# [DESCRIPTION OF THE TASK]
Lines containing the word "name" should be extracted in full.

# [INFORMATION GIVEN]
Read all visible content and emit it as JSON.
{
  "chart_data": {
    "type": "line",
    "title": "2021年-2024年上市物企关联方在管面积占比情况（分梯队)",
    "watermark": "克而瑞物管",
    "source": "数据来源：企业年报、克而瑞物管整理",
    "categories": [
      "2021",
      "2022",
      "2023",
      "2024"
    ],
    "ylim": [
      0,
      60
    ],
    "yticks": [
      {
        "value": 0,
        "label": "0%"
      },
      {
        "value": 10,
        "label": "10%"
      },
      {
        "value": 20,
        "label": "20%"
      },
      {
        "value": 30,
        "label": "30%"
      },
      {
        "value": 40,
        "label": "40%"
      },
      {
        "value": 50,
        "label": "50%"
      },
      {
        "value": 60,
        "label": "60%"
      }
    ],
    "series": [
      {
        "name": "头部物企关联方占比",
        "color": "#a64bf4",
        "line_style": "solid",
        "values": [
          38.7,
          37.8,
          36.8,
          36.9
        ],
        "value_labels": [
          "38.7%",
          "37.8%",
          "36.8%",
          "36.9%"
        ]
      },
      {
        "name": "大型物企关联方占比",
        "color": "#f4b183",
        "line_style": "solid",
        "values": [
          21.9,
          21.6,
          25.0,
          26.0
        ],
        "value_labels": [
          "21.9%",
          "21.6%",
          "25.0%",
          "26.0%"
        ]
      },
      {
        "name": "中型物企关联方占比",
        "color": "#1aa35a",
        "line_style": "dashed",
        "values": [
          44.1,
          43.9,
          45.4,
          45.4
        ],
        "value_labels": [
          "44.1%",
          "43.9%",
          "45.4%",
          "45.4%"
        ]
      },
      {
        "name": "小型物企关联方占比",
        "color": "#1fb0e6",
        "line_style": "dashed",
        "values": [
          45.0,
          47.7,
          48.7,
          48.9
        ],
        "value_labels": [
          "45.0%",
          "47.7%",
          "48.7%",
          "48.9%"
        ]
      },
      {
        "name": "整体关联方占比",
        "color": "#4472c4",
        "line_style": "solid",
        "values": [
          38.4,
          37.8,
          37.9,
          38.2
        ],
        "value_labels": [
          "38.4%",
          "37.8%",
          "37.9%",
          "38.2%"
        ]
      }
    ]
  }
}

# [SOLUTION FOR THIS EXERCISE]
        "name": "头部物企关联方占比",
        "name": "大型物企关联方占比",
        "name": "中型物企关联方占比",
        "name": "小型物企关联方占比",
        "name": "整体关联方占比",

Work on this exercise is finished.